Return the listing word for word, as given.

=== INPUT DATA ===

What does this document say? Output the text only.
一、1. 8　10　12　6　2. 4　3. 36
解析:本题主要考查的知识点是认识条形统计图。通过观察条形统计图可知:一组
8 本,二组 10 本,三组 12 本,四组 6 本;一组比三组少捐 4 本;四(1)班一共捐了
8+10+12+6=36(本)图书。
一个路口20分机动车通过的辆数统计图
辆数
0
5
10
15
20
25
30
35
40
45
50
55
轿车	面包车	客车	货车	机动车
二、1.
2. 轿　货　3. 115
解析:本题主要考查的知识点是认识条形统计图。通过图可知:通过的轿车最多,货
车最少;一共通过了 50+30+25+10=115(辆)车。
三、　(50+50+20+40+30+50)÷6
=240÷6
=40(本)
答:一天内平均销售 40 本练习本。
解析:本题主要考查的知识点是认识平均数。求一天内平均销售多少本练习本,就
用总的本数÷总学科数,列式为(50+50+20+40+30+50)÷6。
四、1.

===

● **IN RESPONSE**
What does this document say? Output the text only.
一、1. 8　10　12　6　2. 4　3. 36
解析:本题主要考查的知识点是认识条形统计图。通过观察条形统计图可知:一组
8 本,二组 10 本,三组 12 本,四组 6 本;一组比三组少捐 4 本;四(1)班一共捐了
8+10+12+6=36(本)图书。
一个路口20分机动车通过的辆数统计图
辆数
0
5
10
15
20
25
30
35
40
45
50
55
轿车	面包车	客车	货车	机动车
二、1.
2. 轿　货　3. 115
解析:本题主要考查的知识点是认识条形统计图。通过图可知:通过的轿车最多,货
车最少;一共通过了 50+30+25+10=115(辆)车。
三、　(50+50+20+40+30+50)÷6
=240÷6
=40(本)
答:一天内平均销售 40 本练习本。
解析:本题主要考查的知识点是认识平均数。求一天内平均销售多少本练习本,就
用总的本数÷总学科数,列式为(50+50+20+40+30+50)÷6。
四、1.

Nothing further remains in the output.